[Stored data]
= = =
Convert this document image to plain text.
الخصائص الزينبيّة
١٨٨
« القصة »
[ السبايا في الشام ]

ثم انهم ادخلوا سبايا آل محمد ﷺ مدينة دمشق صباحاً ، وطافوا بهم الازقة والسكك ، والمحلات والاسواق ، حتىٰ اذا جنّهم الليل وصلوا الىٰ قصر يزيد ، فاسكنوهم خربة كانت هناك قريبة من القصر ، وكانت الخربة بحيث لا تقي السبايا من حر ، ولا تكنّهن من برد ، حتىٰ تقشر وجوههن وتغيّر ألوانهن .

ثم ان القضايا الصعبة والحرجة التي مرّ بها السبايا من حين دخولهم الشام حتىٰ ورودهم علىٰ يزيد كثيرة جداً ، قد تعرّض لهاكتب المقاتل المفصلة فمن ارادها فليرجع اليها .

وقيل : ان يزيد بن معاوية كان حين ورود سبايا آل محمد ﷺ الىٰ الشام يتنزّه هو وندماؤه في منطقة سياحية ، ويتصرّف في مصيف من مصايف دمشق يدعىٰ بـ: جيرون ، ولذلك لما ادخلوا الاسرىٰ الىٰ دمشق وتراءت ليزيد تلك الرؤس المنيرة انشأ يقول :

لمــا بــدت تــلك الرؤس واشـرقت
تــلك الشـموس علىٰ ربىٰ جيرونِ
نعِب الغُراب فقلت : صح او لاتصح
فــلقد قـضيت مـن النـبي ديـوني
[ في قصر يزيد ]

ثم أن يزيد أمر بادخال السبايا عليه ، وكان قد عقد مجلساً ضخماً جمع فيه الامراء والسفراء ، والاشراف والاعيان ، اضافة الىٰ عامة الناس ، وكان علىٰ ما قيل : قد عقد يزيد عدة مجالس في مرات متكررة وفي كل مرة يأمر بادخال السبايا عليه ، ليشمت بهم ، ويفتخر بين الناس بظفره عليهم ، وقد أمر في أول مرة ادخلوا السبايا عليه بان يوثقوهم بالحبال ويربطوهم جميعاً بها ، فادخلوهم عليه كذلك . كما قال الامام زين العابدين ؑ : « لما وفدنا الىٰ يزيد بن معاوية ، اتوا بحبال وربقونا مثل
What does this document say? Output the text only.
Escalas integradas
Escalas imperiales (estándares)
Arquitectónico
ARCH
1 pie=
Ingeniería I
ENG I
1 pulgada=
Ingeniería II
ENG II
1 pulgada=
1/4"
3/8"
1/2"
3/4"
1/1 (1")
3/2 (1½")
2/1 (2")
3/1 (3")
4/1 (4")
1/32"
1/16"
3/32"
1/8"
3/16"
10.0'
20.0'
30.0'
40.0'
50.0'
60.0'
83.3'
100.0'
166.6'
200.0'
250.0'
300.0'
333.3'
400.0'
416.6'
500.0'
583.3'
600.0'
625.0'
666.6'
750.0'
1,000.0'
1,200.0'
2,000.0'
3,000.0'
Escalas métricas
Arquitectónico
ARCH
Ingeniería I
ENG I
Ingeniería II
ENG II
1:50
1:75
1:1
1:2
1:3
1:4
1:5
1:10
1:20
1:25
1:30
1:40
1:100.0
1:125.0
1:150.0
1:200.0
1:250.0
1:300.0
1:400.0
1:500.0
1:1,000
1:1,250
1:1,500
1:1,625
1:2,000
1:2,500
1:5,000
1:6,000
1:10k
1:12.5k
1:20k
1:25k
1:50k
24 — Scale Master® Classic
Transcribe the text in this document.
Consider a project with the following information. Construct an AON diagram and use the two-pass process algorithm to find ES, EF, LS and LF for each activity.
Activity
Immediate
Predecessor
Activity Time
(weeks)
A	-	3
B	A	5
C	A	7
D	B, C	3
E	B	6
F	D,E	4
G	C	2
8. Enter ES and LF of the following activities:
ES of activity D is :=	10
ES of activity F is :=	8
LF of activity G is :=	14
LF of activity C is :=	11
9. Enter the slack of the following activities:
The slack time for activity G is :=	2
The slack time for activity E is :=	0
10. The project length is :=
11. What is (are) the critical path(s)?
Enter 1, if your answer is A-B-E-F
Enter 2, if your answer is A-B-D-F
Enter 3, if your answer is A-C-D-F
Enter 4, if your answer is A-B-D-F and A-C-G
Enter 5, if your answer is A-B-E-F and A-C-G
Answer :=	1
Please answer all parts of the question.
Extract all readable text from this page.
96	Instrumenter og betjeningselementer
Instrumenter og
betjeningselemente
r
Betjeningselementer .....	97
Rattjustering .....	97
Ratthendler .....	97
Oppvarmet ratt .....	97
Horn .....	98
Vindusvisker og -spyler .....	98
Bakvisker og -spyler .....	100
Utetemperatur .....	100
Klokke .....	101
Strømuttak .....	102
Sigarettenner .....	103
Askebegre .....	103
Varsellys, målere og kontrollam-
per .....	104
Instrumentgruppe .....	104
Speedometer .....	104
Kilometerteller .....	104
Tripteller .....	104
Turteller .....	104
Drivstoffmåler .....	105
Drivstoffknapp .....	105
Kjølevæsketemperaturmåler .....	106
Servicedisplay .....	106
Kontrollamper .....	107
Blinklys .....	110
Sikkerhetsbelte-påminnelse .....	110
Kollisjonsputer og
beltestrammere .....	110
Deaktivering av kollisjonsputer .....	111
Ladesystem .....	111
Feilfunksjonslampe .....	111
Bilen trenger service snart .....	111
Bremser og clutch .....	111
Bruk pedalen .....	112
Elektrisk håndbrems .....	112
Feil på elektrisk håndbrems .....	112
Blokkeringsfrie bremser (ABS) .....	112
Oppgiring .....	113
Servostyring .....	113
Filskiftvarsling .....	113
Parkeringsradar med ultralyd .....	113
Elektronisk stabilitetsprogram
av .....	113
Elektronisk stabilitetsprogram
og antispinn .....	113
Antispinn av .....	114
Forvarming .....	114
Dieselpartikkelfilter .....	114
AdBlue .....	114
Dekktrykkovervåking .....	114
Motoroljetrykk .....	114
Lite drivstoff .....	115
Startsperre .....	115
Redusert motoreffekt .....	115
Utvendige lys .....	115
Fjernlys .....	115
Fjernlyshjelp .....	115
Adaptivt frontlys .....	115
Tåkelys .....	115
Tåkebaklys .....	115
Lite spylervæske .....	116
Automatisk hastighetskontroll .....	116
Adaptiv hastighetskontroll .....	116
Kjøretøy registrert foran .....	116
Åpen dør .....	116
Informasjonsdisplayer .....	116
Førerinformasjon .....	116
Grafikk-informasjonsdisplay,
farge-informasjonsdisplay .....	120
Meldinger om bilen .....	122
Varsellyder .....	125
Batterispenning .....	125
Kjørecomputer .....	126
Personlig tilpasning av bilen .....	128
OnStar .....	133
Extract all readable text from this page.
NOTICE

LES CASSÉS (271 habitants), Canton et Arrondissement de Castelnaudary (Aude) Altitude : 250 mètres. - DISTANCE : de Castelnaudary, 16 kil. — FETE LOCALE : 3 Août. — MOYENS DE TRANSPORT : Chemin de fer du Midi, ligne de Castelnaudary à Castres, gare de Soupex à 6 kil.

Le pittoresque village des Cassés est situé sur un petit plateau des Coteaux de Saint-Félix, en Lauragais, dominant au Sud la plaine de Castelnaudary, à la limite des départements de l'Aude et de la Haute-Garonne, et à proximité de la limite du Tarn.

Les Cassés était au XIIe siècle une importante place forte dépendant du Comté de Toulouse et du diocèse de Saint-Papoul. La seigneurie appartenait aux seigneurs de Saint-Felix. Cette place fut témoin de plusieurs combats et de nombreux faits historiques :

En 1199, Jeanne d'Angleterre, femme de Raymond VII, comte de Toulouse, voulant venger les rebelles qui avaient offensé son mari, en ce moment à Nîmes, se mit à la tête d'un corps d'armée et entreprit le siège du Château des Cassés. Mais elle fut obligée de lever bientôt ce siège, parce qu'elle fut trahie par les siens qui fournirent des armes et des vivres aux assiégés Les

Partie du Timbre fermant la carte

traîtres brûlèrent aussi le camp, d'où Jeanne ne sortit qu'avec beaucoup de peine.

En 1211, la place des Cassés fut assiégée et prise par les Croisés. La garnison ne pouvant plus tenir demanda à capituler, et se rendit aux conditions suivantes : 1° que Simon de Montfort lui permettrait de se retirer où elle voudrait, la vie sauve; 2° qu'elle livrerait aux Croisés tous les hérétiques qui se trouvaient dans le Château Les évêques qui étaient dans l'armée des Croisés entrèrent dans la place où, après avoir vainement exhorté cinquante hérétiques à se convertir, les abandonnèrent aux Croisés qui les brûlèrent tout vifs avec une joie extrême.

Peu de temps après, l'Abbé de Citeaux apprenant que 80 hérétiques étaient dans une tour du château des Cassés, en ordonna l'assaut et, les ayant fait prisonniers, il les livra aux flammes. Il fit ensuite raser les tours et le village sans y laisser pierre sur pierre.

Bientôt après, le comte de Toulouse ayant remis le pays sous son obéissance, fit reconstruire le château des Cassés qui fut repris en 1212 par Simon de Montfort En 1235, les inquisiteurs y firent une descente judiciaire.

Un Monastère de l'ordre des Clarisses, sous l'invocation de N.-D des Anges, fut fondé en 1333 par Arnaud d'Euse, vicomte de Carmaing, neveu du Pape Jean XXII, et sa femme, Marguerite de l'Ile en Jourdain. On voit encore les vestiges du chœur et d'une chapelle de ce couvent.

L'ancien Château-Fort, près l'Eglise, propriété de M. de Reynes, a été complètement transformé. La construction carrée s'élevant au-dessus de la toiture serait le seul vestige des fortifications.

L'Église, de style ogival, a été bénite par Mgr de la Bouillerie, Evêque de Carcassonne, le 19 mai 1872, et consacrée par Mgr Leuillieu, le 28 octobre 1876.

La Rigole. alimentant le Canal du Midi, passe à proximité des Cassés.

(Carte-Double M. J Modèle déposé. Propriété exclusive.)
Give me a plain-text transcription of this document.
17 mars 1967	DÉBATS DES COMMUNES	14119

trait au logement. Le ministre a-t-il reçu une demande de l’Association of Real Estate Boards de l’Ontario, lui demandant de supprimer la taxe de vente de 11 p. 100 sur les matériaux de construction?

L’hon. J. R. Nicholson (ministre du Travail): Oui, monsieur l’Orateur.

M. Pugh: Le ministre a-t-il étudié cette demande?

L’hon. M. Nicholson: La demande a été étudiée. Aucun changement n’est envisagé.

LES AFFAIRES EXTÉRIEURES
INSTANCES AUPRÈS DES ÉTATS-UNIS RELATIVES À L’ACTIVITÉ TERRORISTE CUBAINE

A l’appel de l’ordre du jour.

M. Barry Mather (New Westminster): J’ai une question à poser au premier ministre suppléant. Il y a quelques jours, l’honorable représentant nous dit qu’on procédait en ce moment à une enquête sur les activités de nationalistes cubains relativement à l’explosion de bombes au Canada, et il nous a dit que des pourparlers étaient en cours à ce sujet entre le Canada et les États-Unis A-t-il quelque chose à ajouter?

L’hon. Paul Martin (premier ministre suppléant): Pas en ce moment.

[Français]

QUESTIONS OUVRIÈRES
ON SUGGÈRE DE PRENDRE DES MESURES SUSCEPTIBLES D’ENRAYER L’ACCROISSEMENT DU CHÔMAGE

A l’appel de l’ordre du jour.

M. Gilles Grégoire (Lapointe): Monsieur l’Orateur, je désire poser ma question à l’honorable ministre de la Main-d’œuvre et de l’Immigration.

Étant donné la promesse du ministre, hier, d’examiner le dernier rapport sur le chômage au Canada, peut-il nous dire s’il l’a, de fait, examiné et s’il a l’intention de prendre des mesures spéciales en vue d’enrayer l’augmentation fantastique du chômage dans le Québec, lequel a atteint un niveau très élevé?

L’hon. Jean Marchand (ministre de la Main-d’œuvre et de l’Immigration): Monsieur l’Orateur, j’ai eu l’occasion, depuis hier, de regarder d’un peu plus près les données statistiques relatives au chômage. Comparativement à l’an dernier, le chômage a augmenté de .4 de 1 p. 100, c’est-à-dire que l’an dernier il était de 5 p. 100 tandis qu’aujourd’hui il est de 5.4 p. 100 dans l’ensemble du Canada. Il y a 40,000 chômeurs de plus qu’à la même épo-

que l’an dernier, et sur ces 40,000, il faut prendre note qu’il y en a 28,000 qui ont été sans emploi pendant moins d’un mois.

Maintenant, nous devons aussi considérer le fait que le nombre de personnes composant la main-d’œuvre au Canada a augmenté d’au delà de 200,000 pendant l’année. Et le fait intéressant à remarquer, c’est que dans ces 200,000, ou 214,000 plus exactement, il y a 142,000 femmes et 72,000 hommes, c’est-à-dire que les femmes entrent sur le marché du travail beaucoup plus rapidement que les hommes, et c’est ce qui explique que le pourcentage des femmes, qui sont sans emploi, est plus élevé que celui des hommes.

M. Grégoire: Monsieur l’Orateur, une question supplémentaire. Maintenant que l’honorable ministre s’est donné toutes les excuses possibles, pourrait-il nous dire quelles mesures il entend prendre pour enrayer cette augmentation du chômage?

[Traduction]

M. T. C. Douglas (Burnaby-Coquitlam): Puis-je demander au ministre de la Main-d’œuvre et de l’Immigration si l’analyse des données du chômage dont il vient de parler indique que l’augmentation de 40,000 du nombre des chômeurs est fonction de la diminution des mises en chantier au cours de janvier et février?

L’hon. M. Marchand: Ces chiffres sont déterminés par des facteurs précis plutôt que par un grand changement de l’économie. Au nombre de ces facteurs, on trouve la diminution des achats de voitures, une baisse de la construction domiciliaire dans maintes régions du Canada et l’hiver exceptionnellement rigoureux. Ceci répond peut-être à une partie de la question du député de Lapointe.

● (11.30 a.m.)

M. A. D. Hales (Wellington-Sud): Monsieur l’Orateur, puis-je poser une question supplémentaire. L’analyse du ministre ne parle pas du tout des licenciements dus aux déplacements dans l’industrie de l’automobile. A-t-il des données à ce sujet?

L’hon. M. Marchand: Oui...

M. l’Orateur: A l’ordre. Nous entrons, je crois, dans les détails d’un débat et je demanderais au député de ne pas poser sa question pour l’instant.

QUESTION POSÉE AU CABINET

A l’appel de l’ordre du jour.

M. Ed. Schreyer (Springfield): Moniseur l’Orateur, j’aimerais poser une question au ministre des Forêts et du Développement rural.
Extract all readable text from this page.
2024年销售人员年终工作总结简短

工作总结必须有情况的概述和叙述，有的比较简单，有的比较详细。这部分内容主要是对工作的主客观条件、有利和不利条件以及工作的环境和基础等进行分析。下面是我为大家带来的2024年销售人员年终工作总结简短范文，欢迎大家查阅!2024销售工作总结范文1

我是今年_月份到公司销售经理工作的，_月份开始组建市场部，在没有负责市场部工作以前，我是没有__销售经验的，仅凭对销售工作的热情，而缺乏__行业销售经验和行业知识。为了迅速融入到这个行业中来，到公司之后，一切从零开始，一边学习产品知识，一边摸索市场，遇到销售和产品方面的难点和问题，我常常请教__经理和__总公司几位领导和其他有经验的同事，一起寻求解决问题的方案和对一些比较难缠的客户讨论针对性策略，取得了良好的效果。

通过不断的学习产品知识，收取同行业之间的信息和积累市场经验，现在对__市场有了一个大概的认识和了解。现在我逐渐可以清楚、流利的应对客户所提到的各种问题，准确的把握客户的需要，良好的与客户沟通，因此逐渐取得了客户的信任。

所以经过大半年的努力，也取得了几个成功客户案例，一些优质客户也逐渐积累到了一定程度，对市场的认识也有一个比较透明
= = =
_Exercise prompt:_ Within the data above, count the lines that contain the string "text"; the reply is the number alone.

_The reply:_ 7